● Data listing:
********************

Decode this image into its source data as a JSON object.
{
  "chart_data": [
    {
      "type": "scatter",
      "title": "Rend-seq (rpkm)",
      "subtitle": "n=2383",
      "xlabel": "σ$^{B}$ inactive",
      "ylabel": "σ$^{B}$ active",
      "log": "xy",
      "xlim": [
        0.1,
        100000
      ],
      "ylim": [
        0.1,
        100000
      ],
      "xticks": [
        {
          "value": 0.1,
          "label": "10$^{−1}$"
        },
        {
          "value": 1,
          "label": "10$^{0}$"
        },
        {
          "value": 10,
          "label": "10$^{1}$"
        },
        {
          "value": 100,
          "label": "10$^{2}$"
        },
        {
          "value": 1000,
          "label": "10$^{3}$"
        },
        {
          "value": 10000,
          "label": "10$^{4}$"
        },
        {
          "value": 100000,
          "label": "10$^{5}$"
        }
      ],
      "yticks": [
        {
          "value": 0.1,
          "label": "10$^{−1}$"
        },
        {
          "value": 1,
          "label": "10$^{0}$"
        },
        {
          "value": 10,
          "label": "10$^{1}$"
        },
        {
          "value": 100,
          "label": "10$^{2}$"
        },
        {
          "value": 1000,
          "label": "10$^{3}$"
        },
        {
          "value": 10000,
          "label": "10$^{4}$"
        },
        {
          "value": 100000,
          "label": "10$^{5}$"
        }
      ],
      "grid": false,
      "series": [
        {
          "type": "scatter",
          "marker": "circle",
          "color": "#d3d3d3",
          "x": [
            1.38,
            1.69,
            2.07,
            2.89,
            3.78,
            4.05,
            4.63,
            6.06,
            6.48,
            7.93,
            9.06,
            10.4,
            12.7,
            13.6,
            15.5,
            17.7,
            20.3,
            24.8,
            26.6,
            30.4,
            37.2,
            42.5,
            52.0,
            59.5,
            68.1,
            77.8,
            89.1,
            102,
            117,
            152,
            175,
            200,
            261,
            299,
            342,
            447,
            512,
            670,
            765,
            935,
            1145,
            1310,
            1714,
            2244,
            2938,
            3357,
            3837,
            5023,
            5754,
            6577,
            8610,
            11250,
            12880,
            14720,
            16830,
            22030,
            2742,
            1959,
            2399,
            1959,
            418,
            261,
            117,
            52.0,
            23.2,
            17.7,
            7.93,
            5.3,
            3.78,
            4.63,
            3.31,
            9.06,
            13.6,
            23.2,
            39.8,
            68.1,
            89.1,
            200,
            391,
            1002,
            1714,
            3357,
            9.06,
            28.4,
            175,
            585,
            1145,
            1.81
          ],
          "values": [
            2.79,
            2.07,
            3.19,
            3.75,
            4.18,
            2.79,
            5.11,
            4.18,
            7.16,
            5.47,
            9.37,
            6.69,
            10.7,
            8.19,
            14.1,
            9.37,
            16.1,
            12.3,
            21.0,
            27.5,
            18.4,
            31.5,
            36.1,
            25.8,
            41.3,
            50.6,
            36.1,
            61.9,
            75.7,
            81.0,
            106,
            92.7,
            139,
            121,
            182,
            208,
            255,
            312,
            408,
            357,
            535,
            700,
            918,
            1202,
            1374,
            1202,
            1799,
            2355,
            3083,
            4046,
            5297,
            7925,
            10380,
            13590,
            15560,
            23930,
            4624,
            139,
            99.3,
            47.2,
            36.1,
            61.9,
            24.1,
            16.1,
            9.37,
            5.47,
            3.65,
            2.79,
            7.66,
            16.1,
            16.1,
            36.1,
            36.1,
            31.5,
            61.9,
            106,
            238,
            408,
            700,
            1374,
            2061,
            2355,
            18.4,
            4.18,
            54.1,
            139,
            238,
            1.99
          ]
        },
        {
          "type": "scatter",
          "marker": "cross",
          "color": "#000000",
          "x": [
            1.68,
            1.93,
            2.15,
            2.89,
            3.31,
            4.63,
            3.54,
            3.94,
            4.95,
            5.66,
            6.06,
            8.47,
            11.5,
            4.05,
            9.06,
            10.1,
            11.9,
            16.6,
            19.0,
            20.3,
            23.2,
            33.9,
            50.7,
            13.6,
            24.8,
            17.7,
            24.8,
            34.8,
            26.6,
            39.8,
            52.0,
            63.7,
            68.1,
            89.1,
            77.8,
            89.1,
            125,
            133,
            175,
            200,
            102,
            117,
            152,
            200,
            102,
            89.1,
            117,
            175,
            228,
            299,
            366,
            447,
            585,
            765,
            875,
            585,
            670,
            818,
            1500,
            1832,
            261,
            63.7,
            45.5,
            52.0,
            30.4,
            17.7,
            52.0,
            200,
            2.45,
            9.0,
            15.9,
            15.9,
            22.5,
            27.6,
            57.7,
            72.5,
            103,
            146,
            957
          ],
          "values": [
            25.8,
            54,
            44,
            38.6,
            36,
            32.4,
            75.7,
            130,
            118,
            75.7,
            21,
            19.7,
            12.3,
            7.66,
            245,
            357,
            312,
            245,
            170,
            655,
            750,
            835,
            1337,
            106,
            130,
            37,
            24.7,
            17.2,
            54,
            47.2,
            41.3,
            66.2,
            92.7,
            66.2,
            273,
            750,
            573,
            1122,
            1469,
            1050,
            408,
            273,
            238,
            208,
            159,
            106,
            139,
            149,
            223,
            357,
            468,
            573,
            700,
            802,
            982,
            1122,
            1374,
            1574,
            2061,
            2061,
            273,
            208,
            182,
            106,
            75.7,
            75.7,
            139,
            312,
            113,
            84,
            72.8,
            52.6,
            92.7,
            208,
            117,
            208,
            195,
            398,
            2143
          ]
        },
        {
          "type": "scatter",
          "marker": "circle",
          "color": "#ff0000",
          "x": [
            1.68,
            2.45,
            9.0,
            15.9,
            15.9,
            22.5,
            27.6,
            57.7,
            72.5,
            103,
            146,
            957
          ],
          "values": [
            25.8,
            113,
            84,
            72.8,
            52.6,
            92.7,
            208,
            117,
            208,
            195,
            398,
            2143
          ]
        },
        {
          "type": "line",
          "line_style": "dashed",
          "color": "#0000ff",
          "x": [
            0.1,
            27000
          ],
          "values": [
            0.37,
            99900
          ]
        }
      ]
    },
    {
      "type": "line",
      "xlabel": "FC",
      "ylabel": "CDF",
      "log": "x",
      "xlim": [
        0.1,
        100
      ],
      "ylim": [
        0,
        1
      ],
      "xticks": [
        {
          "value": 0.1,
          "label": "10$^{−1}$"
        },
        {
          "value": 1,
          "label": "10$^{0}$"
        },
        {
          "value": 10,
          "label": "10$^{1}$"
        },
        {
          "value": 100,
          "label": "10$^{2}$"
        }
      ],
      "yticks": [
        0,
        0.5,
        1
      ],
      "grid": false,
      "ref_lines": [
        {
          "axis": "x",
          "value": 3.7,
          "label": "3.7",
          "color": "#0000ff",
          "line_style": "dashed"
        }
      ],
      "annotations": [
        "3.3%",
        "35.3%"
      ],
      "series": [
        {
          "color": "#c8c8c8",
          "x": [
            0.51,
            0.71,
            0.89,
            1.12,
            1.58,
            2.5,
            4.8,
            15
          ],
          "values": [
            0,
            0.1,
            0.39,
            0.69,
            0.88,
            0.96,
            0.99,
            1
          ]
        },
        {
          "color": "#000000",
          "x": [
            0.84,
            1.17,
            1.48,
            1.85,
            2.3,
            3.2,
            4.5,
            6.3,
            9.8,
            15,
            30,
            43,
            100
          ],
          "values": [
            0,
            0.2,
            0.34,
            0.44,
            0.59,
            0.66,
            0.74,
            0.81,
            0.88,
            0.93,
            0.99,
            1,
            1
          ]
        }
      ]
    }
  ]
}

********************

Extract each entry in full, exactly as given.

● Solution to the problem:
Decode this image into its source data as a JSON object.
{
  "chart_data": [
    {
      "type": "scatter",
      "title": "Rend-seq (rpkm)",
      "subtitle": "n=2383",
      "xlabel": "σ$^{B}$ inactive",
      "ylabel": "σ$^{B}$ active",
      "log": "xy",
      "xlim": [
        0.1,
        100000
      ],
      "ylim": [
        0.1,
        100000
      ],
      "xticks": [
        {
          "value": 0.1,
          "label": "10$^{−1}$"
        },
        {
          "value": 1,
          "label": "10$^{0}$"
        },
        {
          "value": 10,
          "label": "10$^{1}$"
        },
        {
          "value": 100,
          "label": "10$^{2}$"
        },
        {
          "value": 1000,
          "label": "10$^{3}$"
        },
        {
          "value": 10000,
          "label": "10$^{4}$"
        },
        {
          "value": 100000,
          "label": "10$^{5}$"
        }
      ],
      "yticks": [
        {
          "value": 0.1,
          "label": "10$^{−1}$"
        },
        {
          "value": 1,
          "label": "10$^{0}$"
        },
        {
          "value": 10,
          "label": "10$^{1}$"
        },
        {
          "value": 100,
          "label": "10$^{2}$"
        },
        {
          "value": 1000,
          "label": "10$^{3}$"
        },
        {
          "value": 10000,
          "label": "10$^{4}$"
        },
        {
          "value": 100000,
          "label": "10$^{5}$"
        }
      ],
      "grid": false,
      "series": [
        {
          "type": "scatter",
          "marker": "circle",
          "color": "#d3d3d3",
          "x": [
            1.38,
            1.69,
            2.07,
            2.89,
            3.78,
            4.05,
            4.63,
            6.06,
            6.48,
            7.93,
            9.06,
            10.4,
            12.7,
            13.6,
            15.5,
            17.7,
            20.3,
            24.8,
            26.6,
            30.4,
            37.2,
            42.5,
            52.0,
            59.5,
            68.1,
            77.8,
            89.1,
            102,
            117,
            152,
            175,
            200,
            261,
            299,
            342,
            447,
            512,
            670,
            765,
            935,
            1145,
            1310,
            1714,
            2244,
            2938,
            3357,
            3837,
            5023,
            5754,
            6577,
            8610,
            11250,
            12880,
            14720,
            16830,
            22030,
            2742,
            1959,
            2399,
            1959,
            418,
            261,
            117,
            52.0,
            23.2,
            17.7,
            7.93,
            5.3,
            3.78,
            4.63,
            3.31,
            9.06,
            13.6,
            23.2,
            39.8,
            68.1,
            89.1,
            200,
            391,
            1002,
            1714,
            3357,
            9.06,
            28.4,
            175,
            585,
            1145,
            1.81
          ],
          "values": [
            2.79,
            2.07,
            3.19,
            3.75,
            4.18,
            2.79,
            5.11,
            4.18,
            7.16,
            5.47,
            9.37,
            6.69,
            10.7,
            8.19,
            14.1,
            9.37,
            16.1,
            12.3,
            21.0,
            27.5,
            18.4,
            31.5,
            36.1,
            25.8,
            41.3,
            50.6,
            36.1,
            61.9,
            75.7,
            81.0,
            106,
            92.7,
            139,
            121,
            182,
            208,
            255,
            312,
            408,
            357,
            535,
            700,
            918,
            1202,
            1374,
            1202,
            1799,
            2355,
            3083,
            4046,
            5297,
            7925,
            10380,
            13590,
            15560,
            23930,
            4624,
            139,
            99.3,
            47.2,
            36.1,
            61.9,
            24.1,
            16.1,
            9.37,
            5.47,
            3.65,
            2.79,
            7.66,
            16.1,
            16.1,
            36.1,
            36.1,
            31.5,
            61.9,
            106,
            238,
            408,
            700,
            1374,
            2061,
            2355,
            18.4,
            4.18,
            54.1,
            139,
            238,
            1.99
          ]
        },
        {
          "type": "scatter",
          "marker": "cross",
          "color": "#000000",
          "x": [
            1.68,
            1.93,
            2.15,
            2.89,
            3.31,
            4.63,
            3.54,
            3.94,
            4.95,
            5.66,
            6.06,
            8.47,
            11.5,
            4.05,
            9.06,
            10.1,
            11.9,
            16.6,
            19.0,
            20.3,
            23.2,
            33.9,
            50.7,
            13.6,
            24.8,
            17.7,
            24.8,
            34.8,
            26.6,
            39.8,
            52.0,
            63.7,
            68.1,
            89.1,
            77.8,
            89.1,
            125,
            133,
            175,
            200,
            102,
            117,
            152,
            200,
            102,
            89.1,
            117,
            175,
            228,
            299,
            366,
            447,
            585,
            765,
            875,
            585,
            670,
            818,
            1500,
            1832,
            261,
            63.7,
            45.5,
            52.0,
            30.4,
            17.7,
            52.0,
            200,
            2.45,
            9.0,
            15.9,
            15.9,
            22.5,
            27.6,
            57.7,
            72.5,
            103,
            146,
            957
          ],
          "values": [
            25.8,
            54,
            44,
            38.6,
            36,
            32.4,
            75.7,
            130,
            118,
            75.7,
            21,
            19.7,
            12.3,
            7.66,
            245,
            357,
            312,
            245,
            170,
            655,
            750,
            835,
            1337,
            106,
            130,
            37,
            24.7,
            17.2,
            54,
            47.2,
            41.3,
            66.2,
            92.7,
            66.2,
            273,
            750,
            573,
            1122,
            1469,
            1050,
            408,
            273,
            238,
            208,
            159,
            106,
            139,
            149,
            223,
            357,
            468,
            573,
            700,
            802,
            982,
            1122,
            1374,
            1574,
            2061,
            2061,
            273,
            208,
            182,
            106,
            75.7,
            75.7,
            139,
            312,
            113,
            84,
            72.8,
            52.6,
            92.7,
            208,
            117,
            208,
            195,
            398,
            2143
          ]
        },
        {
          "type": "scatter",
          "marker": "circle",
          "color": "#ff0000",
          "x": [
            1.68,
            2.45,
            9.0,
            15.9,
            15.9,
            22.5,
            27.6,
            57.7,
            72.5,
            103,
            146,
            957
          ],
          "values": [
            25.8,
            113,
            84,
            72.8,
            52.6,
            92.7,
            208,
            117,
            208,
            195,
            398,
            2143
          ]
        },
        {
          "type": "line",
          "line_style": "dashed",
          "color": "#0000ff",
          "x": [
            0.1,
            27000
          ],
          "values": [
            0.37,
            99900
          ]
        }
      ]
    },
    {
      "type": "line",
      "xlabel": "FC",
      "ylabel": "CDF",
      "log": "x",
      "xlim": [
        0.1,
        100
      ],
      "ylim": [
        0,
        1
      ],
      "xticks": [
        {
          "value": 0.1,
          "label": "10$^{−1}$"
        },
        {
          "value": 1,
          "label": "10$^{0}$"
        },
        {
          "value": 10,
          "label": "10$^{1}$"
        },
        {
          "value": 100,
          "label": "10$^{2}$"
        }
      ],
      "yticks": [
        0,
        0.5,
        1
      ],
      "grid": false,
      "ref_lines": [
        {
          "axis": "x",
          "value": 3.7,
          "label": "3.7",
          "color": "#0000ff",
          "line_style": "dashed"
        }
      ],
      "annotations": [
        "3.3%",
        "35.3%"
      ],
      "series": [
        {
          "color": "#c8c8c8",
          "x": [
            0.51,
            0.71,
            0.89,
            1.12,
            1.58,
            2.5,
            4.8,
            15
          ],
          "values": [
            0,
            0.1,
            0.39,
            0.69,
            0.88,
            0.96,
            0.99,
            1
          ]
        },
        {
          "color": "#000000",
          "x": [
            0.84,
            1.17,
            1.48,
            1.85,
            2.3,
            3.2,
            4.5,
            6.3,
            9.8,
            15,
            30,
            43,
            100
          ],
          "values": [
            0,
            0.2,
            0.34,
            0.44,
            0.59,
            0.66,
            0.74,
            0.81,
            0.88,
            0.93,
            0.99,
            1,
            1
          ]
        }
      ]
    }
  ]
}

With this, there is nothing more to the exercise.